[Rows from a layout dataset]
--- begin ---

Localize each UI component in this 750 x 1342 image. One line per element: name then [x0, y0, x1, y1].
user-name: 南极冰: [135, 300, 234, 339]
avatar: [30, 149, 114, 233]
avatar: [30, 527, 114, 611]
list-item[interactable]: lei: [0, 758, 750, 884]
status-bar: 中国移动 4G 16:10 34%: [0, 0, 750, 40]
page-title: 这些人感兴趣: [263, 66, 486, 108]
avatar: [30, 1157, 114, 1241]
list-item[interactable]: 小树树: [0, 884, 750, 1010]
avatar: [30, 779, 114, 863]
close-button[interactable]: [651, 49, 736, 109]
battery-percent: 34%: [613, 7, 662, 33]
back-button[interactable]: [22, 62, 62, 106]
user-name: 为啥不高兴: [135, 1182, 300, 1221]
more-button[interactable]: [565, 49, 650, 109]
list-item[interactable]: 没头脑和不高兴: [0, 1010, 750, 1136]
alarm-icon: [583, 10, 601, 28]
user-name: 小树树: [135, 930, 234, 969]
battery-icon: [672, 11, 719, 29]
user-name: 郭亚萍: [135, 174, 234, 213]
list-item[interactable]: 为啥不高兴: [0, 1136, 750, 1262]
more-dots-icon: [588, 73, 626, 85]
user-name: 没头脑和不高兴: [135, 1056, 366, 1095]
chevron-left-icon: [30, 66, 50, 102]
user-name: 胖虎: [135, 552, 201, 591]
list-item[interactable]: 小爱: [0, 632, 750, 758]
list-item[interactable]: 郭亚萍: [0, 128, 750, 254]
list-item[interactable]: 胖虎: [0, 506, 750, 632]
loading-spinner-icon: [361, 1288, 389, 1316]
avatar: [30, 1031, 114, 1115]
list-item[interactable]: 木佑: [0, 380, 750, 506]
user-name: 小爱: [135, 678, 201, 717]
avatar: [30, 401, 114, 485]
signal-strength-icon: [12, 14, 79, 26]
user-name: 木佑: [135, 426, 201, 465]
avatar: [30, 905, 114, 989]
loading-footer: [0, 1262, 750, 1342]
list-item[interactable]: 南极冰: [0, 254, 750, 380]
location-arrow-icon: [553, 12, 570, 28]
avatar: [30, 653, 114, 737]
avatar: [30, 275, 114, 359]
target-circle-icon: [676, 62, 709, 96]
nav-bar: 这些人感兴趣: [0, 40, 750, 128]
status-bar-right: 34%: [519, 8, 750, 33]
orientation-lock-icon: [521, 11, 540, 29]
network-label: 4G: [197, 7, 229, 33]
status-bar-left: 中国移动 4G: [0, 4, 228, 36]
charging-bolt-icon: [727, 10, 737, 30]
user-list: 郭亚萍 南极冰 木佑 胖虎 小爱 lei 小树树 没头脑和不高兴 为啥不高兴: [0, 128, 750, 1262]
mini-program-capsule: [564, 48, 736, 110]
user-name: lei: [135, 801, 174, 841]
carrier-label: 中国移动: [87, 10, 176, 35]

--- end ---

■ INSTRUCTIONS TO FOLLOW ■
Put every line of the items above into a numbered list, leaving out any blank lines.

■ REPLY ■
1. Localize each UI component in this 750 x 1342 image. One line per element: name then [x0, y0, x1, y1].
2. user-name: 南极冰: [135, 300, 234, 339]
3. avatar: [30, 149, 114, 233]
4. avatar: [30, 527, 114, 611]
5. list-item[interactable]: lei: [0, 758, 750, 884]
6. status-bar: 中国移动 4G 16:10 34%: [0, 0, 750, 40]
7. page-title: 这些人感兴趣: [263, 66, 486, 108]
8. avatar: [30, 1157, 114, 1241]
9. list-item[interactable]: 小树树: [0, 884, 750, 1010]
10. avatar: [30, 779, 114, 863]
11. close-button[interactable]: [651, 49, 736, 109]
12. battery-percent: 34%: [613, 7, 662, 33]
13. back-button[interactable]: [22, 62, 62, 106]
14. user-name: 为啥不高兴: [135, 1182, 300, 1221]
15. more-button[interactable]: [565, 49, 650, 109]
16. list-item[interactable]: 没头脑和不高兴: [0, 1010, 750, 1136]
17. alarm-icon: [583, 10, 601, 28]
18. user-name: 小树树: [135, 930, 234, 969]
19. battery-icon: [672, 11, 719, 29]
20. user-name: 郭亚萍: [135, 174, 234, 213]
21. list-item[interactable]: 为啥不高兴: [0, 1136, 750, 1262]
22. more-dots-icon: [588, 73, 626, 85]
23. user-name: 没头脑和不高兴: [135, 1056, 366, 1095]
24. chevron-left-icon: [30, 66, 50, 102]
25. user-name: 胖虎: [135, 552, 201, 591]
26. list-item[interactable]: 小爱: [0, 632, 750, 758]
27. list-item[interactable]: 郭亚萍: [0, 128, 750, 254]
28. list-item[interactable]: 胖虎: [0, 506, 750, 632]
29. loading-spinner-icon: [361, 1288, 389, 1316]
30. avatar: [30, 1031, 114, 1115]
31. list-item[interactable]: 木佑: [0, 380, 750, 506]
32. user-name: 小爱: [135, 678, 201, 717]
33. avatar: [30, 401, 114, 485]
34. signal-strength-icon: [12, 14, 79, 26]
35. user-name: 木佑: [135, 426, 201, 465]
36. avatar: [30, 905, 114, 989]
37. loading-footer: [0, 1262, 750, 1342]
38. list-item[interactable]: 南极冰: [0, 254, 750, 380]
39. location-arrow-icon: [553, 12, 570, 28]
40. avatar: [30, 653, 114, 737]
41. avatar: [30, 275, 114, 359]
42. target-circle-icon: [676, 62, 709, 96]
43. nav-bar: 这些人感兴趣: [0, 40, 750, 128]
44. status-bar-right: 34%: [519, 8, 750, 33]
45. orientation-lock-icon: [521, 11, 540, 29]
46. network-label: 4G: [197, 7, 229, 33]
47. status-bar-left: 中国移动 4G: [0, 4, 228, 36]
48. charging-bolt-icon: [727, 10, 737, 30]
49. user-list: 郭亚萍 南极冰 木佑 胖虎 小爱 lei 小树树 没头脑和不高兴 为啥不高兴: [0, 128, 750, 1262]
50. mini-program-capsule: [564, 48, 736, 110]
51. user-name: lei: [135, 801, 174, 841]
52. carrier-label: 中国移动: [87, 10, 176, 35]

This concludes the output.